====== FRAGMENTO DEL TEXTO ======
En cuanto a los voluntarios, a comienzos de los años 2000
no tenían los beneficios de asignación salarial de retiro, salud o vivienda, de
los que hoy gozan los soldados profesionales, que los han ganado por cambios
posteriores en la legislación.
El caso es que la gran mayoría, ya fueran regulares o
voluntarios, en el Ejército y la Policía, fue dada de baja con dictámenes
médicos que no daban para pensión ni seguimiento en salud, pese a que muchos
llevaban por dentro el veneno del estrés postraumático, diagnosticado por las
juntas médicas.
“Se hizo el proceso correcto en 2001, pero no se previó
que dos o tres años después pudieran revivir los síntomas”, dijo a Semana una
experta que conoce el problema desde dentro. Entonces, los militares se enfrentaban
por primera vez a situaciones de secuestro masivo. Hoy hay protocolos
profesionales de atención; en 2001, se aprendía sobre la marcha.
Una vez fuera de la institución, sin tratamiento médico
especializado, el estrés postraumático empezó a hacer estragos entre muchos de
los liberados. Ataques súbitos de agresión, pesadillas, insomnio, llanto
desenfrenado, se volvieron cotidianos para muchos de ellos.
“El ruido me desesperaba; si mi hijo lloraba, le tapaba
la boca y mi mujer tenía que quitármelo por miedo a que lo asfixiara”, dice uno
de ellos.
“Me desperté y me dolían las manos: había cogido una
puerta a puños y no me di ni cuenta”, relata uno más. “Yo me tomo 230 pastillas
al mes.
Cada vez que no me tomo las pepas, cojo a mi mujer a
golpes”, cuenta otro,a quien le pasa aún hoy. Siete murieron asesinados; uno de
ellos, después de matar, aparentemente, a su cuñado y de provocar la muerte de
su hermana.
En esa situación, a partir de 2004, muchos pusieron
tutelas; las juntas médicas los revaluaron y les otorgaron pensiones por
“incapacidad mental”.
Ese dictamen, que les dio acceso a tratamiento médico y a
una suma mensual que va de los 740.000 al millón de pesos, paradójicamente les
cerró la puerta del mundo laboral, pues ninguna empresa quiere contratarlos.
“Entre la guerrilla y el Estado nos relegaron a tener los
740.000 pesos de pensión y nada más –dice Yobany Ardila, fundador de la
asociación Cadenas de Libertad, que reúne a varias docenas de ellos–.
======
## TAREAS POR RESOLVER
1. Resume en dos oraciones el texto sobre el estrés postraumático de los militares y policías liberados.
2. Prosigue el texto sobre el estrés postraumático de los militares y policías liberados a partir de su última oración.
====== EXTRACTO DE DATOS ======
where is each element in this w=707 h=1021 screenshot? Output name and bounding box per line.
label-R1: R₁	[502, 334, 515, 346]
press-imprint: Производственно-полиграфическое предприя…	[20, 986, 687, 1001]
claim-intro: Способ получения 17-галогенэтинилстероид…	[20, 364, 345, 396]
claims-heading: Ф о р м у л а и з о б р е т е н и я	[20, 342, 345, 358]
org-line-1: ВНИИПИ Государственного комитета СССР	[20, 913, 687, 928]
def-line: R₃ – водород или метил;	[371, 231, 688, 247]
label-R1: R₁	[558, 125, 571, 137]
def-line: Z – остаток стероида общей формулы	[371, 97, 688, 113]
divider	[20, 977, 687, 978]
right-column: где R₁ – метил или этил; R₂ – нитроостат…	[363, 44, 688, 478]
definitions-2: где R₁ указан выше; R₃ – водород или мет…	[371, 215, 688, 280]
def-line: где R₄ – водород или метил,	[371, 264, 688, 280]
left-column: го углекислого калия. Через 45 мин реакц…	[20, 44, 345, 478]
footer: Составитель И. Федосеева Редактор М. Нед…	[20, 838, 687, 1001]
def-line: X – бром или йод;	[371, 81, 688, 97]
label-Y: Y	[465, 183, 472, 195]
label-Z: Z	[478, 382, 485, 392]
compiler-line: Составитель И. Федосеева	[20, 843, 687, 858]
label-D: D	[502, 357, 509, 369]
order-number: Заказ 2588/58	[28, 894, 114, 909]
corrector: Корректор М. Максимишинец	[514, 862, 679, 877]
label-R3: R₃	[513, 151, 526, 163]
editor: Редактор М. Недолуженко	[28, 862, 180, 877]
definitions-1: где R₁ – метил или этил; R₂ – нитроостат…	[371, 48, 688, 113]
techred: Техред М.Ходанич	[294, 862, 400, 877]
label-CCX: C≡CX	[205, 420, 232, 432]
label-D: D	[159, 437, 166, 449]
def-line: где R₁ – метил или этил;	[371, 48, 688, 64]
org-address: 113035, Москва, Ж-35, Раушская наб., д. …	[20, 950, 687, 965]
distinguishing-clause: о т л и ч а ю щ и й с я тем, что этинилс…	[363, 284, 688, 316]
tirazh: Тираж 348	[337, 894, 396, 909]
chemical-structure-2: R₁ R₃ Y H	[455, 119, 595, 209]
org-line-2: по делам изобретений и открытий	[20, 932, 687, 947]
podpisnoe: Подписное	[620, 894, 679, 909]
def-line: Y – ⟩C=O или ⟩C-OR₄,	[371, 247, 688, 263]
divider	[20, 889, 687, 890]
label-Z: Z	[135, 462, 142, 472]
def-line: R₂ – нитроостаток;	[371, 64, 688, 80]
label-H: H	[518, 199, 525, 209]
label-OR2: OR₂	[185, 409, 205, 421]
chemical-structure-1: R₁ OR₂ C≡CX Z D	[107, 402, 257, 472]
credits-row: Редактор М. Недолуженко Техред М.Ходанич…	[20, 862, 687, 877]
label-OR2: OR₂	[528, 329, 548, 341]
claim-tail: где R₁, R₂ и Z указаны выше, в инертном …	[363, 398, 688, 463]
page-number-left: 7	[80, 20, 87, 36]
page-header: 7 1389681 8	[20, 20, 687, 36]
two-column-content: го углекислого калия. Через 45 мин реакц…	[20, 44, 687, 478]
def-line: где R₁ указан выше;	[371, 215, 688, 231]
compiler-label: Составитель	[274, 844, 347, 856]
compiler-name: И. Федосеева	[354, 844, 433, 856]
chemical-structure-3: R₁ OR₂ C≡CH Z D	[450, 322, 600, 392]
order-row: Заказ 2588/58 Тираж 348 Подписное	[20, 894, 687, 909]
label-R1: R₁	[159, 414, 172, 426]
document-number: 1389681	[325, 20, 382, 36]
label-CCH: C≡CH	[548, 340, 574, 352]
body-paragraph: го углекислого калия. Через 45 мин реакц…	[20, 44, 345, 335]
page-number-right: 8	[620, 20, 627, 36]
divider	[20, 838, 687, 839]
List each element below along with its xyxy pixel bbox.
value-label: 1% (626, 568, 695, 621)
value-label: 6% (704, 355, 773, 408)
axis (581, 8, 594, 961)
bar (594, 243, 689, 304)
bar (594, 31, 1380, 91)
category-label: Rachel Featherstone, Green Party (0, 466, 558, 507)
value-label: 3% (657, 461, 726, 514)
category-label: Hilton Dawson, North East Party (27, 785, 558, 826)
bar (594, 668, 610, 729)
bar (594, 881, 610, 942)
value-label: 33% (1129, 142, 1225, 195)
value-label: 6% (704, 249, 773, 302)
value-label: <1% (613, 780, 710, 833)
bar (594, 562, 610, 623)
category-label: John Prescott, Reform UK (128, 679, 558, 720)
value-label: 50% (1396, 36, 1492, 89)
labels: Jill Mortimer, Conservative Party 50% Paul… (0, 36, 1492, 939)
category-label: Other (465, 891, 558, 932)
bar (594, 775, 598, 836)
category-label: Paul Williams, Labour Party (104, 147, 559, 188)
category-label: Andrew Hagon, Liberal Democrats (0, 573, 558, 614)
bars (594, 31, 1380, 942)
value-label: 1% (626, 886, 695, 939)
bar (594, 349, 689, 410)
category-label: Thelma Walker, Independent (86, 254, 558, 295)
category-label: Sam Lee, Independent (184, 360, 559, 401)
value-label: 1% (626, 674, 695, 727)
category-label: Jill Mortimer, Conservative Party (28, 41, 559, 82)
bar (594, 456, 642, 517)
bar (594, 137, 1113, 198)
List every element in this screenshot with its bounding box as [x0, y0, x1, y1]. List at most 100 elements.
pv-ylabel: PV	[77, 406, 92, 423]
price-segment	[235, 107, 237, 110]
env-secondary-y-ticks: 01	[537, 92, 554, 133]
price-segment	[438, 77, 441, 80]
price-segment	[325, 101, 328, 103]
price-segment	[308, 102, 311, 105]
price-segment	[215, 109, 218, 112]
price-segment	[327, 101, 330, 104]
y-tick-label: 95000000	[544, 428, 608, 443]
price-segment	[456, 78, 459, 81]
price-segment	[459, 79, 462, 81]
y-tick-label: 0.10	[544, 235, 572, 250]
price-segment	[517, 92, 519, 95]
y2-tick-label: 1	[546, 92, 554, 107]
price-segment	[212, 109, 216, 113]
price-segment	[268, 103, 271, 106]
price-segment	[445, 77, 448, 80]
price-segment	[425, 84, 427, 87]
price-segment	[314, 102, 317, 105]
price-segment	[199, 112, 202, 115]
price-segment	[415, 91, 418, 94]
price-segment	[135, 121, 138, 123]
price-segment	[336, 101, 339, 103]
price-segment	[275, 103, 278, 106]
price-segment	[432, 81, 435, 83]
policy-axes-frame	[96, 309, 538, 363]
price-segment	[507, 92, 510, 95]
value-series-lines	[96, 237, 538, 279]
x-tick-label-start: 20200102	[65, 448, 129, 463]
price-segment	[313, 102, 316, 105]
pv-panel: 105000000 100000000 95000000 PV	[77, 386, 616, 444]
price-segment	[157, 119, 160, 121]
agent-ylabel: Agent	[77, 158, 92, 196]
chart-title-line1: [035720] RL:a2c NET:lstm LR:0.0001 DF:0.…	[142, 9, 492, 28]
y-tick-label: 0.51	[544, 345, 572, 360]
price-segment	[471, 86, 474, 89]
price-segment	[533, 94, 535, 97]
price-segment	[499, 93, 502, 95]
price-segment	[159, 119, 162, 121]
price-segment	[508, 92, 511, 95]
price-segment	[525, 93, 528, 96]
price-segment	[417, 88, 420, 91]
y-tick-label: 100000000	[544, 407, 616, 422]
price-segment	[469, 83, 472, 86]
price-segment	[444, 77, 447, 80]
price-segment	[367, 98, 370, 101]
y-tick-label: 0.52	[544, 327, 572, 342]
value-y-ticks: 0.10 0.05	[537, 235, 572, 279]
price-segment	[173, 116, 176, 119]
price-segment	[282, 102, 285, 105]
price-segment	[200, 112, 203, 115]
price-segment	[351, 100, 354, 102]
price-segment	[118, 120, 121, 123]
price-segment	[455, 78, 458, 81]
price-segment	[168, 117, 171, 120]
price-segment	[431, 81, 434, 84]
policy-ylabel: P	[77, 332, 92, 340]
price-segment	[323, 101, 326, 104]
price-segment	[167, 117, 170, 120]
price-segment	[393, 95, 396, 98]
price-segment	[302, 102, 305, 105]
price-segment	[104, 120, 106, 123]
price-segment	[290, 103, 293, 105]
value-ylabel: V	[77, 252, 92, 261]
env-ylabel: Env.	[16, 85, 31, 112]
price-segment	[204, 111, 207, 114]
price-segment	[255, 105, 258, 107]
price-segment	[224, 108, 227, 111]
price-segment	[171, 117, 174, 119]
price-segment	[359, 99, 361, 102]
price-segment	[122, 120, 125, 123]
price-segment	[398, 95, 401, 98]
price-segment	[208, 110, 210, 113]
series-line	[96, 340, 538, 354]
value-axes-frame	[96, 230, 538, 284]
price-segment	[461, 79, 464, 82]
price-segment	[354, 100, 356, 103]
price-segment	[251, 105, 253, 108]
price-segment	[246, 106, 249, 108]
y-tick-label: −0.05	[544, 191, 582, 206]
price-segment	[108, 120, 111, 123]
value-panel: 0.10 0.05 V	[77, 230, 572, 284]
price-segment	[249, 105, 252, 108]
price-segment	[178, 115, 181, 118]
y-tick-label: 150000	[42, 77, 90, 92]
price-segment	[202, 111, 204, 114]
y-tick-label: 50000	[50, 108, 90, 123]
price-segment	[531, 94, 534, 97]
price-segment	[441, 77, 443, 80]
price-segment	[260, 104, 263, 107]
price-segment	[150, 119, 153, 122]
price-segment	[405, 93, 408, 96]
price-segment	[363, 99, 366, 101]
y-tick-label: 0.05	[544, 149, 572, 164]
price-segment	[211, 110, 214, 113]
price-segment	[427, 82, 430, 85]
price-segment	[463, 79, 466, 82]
======
## RESPUESTAS POR TAREA
1. Muchos regulares y voluntarios del Ejército y la Policía salieron de la institución con dictámenes médicos que no les daban pensión ni seguimiento en salud, aunque las juntas médicas les habían diagnosticado estrés postraumático, que luego trajo ataques de agresión, pesadillas, insomnio y llanto a muchos de los liberados. A partir de 2004, muchos pusieron tutelas y recibieron pensiones por "incapacidad mental", que les dieron tratamiento médico y una suma mensual pero les cerraron el mundo laboral, porque ninguna empresa quiere contratarlos.

2.
Si pudiéramos volver a tener la salud de antes, entregaríamos
todo. Las limitaciones con las que quedamos nos impiden acceder a vivienda y
educación; por eso, el Estado debe asumir la responsabilidad, sobre todo con
nosotros, que somos tan poquitos”.
Ahora, describen esta década de su vida laboral con
resignado sarcasmo: “Trabajamos –dicen– como rateros, es decir, por ratos, y
como toreros, por temporadas”.
Se declaran a sí mismos “olvidados” por la sociedad y el
Estado y dicen que no es justo que, en un país en el que no solo cientos de
miles de víctimas, sino hasta guerrilleros desmovilizados reciben toda clase de
ayudas y reparaciones, a ellos no se les reconozca ningún beneficio.
“El 24 de agosto fuimos con un compañero a Acción Social
a ver en qué iba nuestro proceso (para reclamar reparación administrativa)
–cuenta uno de ellos– y nos encontramos con uno de los guerrilleros que nos
cuidaba, que estaba recibiendo un cheque de 15 millones de pesos, y a nosotros
hasta hoy no nos han entregado nada”.
El caso del asesinato del soldado Domínguez volvió a
poner en primer plano el drama de su situación. Igual sucedió hace unos años
con Tito Velásquez, que vivía como indigente. Tito sigue en las mismas.
Y Gabriel Emiro Aponte, otro liberado, pasa también sus
días como indigente, en el centro de Bogotá. “Me lo encontré una vez, llevado.
Tenía la mano deforme, porque le cortaron los tendones en una pelea”, cuenta
uno de sus compañeros.
Estos casos extremos, que despiertan la inmediata
atención de los medios, son la excepción, pero hacen recordar de golpe al país
la lamentable situación que vive un grupo de hombres que puso el pecho, por
voluntad o por obligación,-
en el conflicto armado del lado de las instituciones
y que, después de padecer el infierno del secuestro, regresó a la libertad para
ser recibido por un Estado que no le ofreció mucho más que un discurso
presidencial.
Como dijo Yobany Ardila al término de una larga conversación con Semana: “Uno sale con ganas de comerse al mundo y el mundo se lo come a uno”.